:: What this task involves ::
According to the article about the Coppell High School trip to Cowboys Stadium, who conducted the behind-the-scenes tour?

Story by Rebecca Neumann
Entertainment Editor
Video by Davis DeLoach and Chris Reagan
Cowboys Stadium offers many things: great entertainment, great food, great facilities, and, for the students of the Coppell High School EMAC academy, a great opportunity to learn about media and technology.
On Tuesday, around 60 students, excited about the trip and the prospect of missing a school day, piled into two buses and visited one of the NFL’s newest stadiums. Upon arrival, they all split up into different groups of four, each including one advertising student, one photographer, one reporter and one videographer.
For the first part of their visit, they filmed video introductions, took pictures of the massive structure and scribbled descriptions in their notebooks. Then they met by the bronze statue of coach Tom Landry and began their official, behind-the-scenes tour.
The tour was conducted by Cowboys’ assistant public relations representative Joe Trahan. Trahan, who normally helps conduct interviews and press conferences, believes the students have a lot to learn from the stadium.
“[The tour] opens their eyes to the technology in front of them,” he said. “It can also lead them into different careers. But it’s not just a great learning experience. It’s fun, too. ”

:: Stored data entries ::

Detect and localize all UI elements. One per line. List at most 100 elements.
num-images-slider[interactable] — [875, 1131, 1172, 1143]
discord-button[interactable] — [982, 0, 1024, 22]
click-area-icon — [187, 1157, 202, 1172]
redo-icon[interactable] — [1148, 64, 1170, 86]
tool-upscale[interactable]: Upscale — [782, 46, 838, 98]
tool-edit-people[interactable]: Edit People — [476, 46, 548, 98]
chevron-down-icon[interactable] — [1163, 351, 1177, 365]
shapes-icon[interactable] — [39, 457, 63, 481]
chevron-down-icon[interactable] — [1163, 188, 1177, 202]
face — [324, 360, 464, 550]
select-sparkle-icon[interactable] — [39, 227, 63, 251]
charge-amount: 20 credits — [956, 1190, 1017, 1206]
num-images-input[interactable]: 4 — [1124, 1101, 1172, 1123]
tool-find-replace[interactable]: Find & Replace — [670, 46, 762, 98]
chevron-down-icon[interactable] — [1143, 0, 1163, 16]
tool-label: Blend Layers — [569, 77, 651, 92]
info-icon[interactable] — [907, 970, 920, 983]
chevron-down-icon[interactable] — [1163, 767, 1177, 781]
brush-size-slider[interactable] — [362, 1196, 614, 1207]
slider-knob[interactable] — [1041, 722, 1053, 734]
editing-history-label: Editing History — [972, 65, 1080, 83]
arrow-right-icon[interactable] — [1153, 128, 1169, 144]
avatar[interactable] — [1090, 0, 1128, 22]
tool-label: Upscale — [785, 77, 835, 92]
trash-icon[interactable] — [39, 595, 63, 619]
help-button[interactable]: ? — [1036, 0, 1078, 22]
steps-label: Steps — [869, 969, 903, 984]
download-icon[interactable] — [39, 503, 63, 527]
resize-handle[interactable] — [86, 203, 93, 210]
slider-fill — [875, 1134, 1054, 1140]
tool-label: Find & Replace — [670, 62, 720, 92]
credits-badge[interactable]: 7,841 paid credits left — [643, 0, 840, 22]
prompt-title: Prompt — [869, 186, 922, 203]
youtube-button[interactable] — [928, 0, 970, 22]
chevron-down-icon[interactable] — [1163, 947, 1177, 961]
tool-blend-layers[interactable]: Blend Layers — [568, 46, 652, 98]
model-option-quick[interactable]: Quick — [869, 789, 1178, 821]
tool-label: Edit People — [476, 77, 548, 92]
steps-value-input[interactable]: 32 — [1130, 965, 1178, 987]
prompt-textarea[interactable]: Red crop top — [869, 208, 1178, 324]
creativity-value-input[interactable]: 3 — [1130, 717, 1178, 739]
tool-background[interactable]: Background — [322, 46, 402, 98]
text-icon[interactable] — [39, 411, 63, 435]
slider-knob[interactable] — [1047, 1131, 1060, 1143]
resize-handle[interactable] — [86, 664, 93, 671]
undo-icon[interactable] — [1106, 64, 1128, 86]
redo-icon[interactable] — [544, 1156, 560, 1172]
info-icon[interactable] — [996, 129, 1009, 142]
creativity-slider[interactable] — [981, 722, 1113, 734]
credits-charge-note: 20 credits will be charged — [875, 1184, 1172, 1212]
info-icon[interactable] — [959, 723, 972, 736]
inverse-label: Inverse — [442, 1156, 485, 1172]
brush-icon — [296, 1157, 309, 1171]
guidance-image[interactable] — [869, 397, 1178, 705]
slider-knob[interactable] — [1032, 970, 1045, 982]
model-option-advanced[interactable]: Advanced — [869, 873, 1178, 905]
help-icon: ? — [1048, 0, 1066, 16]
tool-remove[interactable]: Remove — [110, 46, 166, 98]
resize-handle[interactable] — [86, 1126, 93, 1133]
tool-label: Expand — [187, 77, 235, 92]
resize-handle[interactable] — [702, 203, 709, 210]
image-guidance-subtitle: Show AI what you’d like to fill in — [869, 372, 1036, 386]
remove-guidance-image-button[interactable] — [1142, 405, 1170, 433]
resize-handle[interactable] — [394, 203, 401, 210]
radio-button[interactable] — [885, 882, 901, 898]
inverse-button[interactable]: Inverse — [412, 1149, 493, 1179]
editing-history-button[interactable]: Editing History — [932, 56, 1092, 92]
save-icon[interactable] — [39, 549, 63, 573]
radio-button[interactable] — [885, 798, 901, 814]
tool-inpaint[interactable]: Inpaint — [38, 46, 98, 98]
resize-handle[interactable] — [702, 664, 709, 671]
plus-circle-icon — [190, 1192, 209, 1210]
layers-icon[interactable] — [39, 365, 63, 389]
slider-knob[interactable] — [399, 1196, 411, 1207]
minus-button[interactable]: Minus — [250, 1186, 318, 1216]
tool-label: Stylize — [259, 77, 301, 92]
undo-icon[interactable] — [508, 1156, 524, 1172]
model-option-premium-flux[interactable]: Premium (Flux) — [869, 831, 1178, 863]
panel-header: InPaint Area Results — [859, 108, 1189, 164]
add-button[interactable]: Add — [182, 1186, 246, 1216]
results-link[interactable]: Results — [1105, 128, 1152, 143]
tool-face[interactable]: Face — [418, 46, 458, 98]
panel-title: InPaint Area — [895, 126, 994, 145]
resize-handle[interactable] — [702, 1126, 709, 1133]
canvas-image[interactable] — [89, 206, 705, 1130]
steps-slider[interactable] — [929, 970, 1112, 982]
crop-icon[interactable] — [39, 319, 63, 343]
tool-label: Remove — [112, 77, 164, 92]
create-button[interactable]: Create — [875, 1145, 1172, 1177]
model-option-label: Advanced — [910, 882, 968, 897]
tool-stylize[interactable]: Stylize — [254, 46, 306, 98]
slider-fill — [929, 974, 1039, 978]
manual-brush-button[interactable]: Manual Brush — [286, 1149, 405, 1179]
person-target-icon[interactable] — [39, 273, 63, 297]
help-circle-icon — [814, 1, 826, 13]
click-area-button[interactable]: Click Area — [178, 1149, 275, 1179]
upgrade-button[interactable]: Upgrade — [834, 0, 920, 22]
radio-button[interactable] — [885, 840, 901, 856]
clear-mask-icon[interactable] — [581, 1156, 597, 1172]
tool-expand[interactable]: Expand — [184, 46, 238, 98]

:: Response to the task ::
Cowboys' assistant public relations representative Joe Trahan conducted the tour.